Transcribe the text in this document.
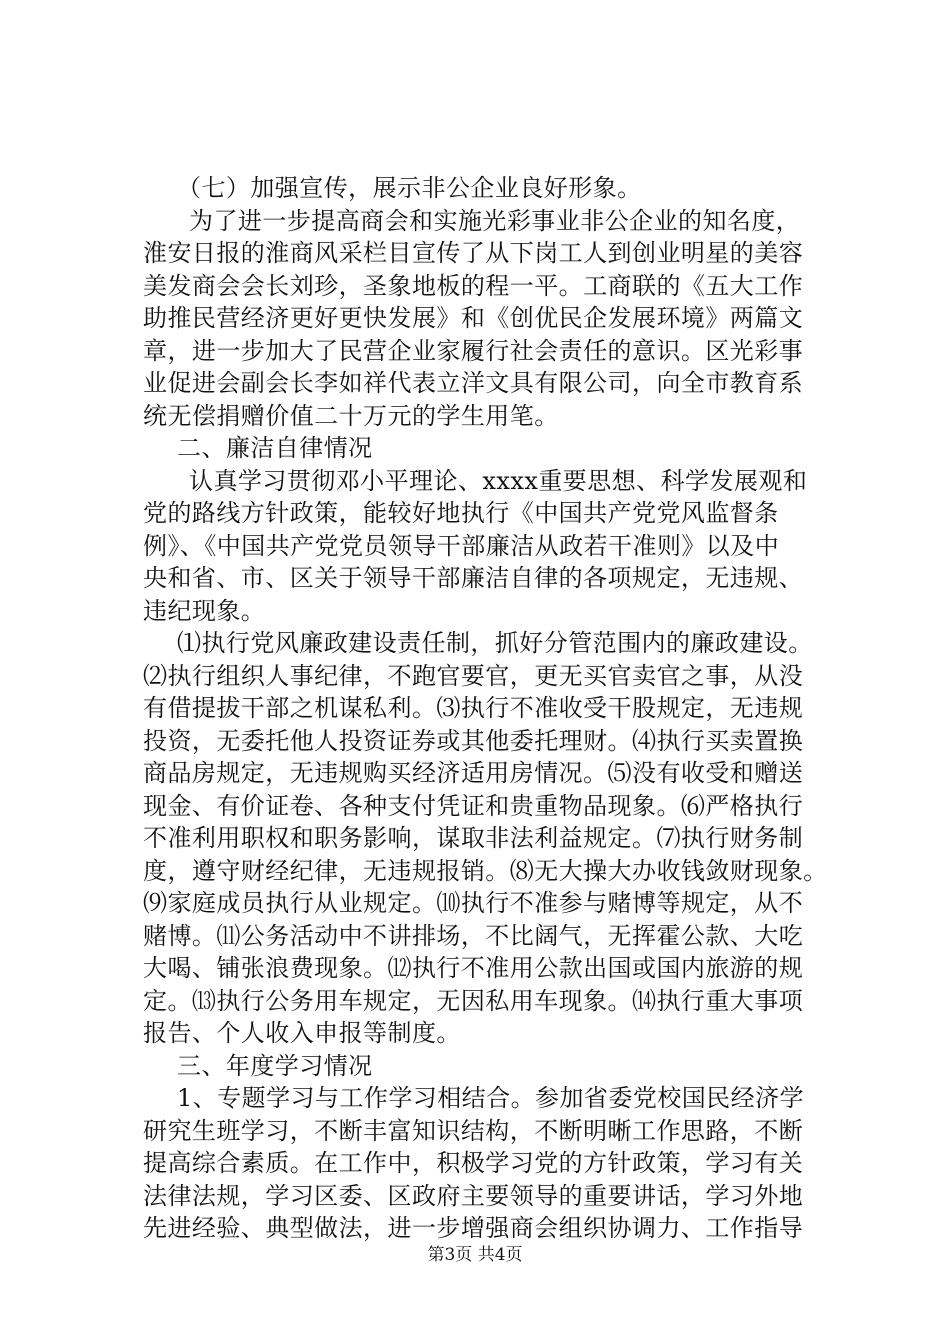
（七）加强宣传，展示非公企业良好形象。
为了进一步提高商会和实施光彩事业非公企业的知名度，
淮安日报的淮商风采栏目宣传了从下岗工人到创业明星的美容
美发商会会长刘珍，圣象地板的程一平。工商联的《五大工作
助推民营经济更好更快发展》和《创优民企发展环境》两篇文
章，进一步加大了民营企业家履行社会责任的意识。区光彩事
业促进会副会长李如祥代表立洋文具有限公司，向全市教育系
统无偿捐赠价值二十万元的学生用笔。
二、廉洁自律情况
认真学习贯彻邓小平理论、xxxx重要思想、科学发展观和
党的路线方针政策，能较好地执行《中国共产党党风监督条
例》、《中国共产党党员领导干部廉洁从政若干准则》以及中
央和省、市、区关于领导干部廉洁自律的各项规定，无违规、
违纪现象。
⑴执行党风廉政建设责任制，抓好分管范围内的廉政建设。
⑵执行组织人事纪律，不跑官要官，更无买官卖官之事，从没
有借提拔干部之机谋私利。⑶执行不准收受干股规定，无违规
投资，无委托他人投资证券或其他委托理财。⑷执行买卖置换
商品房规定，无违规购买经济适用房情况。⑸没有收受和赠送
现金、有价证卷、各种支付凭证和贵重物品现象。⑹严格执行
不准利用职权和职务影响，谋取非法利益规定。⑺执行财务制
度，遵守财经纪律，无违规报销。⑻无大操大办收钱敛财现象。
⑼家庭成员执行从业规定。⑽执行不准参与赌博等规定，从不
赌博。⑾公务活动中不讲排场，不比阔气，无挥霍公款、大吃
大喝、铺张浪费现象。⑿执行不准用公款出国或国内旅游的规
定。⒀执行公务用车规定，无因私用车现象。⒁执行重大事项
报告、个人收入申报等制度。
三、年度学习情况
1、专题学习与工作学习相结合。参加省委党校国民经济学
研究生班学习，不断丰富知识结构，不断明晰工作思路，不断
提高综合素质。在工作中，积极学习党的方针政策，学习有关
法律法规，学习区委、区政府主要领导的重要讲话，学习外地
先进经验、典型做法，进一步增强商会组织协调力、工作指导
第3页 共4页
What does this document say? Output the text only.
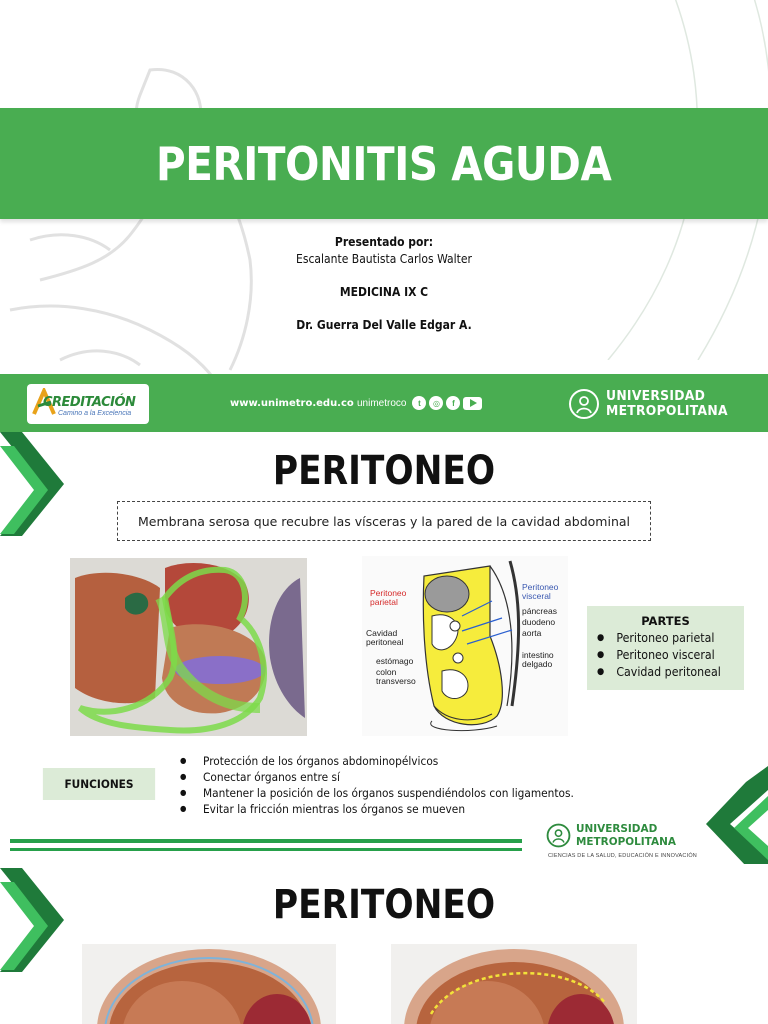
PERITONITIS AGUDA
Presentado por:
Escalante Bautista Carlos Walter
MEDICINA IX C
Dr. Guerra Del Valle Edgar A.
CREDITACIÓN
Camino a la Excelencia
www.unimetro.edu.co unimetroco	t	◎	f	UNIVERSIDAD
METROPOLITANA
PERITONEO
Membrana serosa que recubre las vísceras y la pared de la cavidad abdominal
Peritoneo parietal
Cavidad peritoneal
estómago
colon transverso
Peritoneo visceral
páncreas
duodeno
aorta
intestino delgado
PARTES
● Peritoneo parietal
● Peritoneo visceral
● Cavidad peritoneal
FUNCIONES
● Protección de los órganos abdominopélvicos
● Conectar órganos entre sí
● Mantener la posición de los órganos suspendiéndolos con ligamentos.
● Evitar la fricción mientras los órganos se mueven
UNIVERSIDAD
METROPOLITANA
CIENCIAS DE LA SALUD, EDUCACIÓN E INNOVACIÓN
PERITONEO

....

Find the line containing "What does this" in the listing above. Restate it and every line after it, word for word, through the final line, leaving out the pictures.

EXERCISE SOLUTION =
What does this document say? Output the text only.
PERITONITIS AGUDA
Presentado por:
Escalante Bautista Carlos Walter
MEDICINA IX C
Dr. Guerra Del Valle Edgar A.
CREDITACIÓN
Camino a la Excelencia
www.unimetro.edu.co unimetroco	t	◎	f	UNIVERSIDAD
METROPOLITANA
PERITONEO
Membrana serosa que recubre las vísceras y la pared de la cavidad abdominal
Peritoneo parietal
Cavidad peritoneal
estómago
colon transverso
Peritoneo visceral
páncreas
duodeno
aorta
intestino delgado
PARTES
● Peritoneo parietal
● Peritoneo visceral
● Cavidad peritoneal
FUNCIONES
● Protección de los órganos abdominopélvicos
● Conectar órganos entre sí
● Mantener la posición de los órganos suspendiéndolos con ligamentos.
● Evitar la fricción mientras los órganos se mueven
UNIVERSIDAD
METROPOLITANA
CIENCIAS DE LA SALUD, EDUCACIÓN E INNOVACIÓN
PERITONEO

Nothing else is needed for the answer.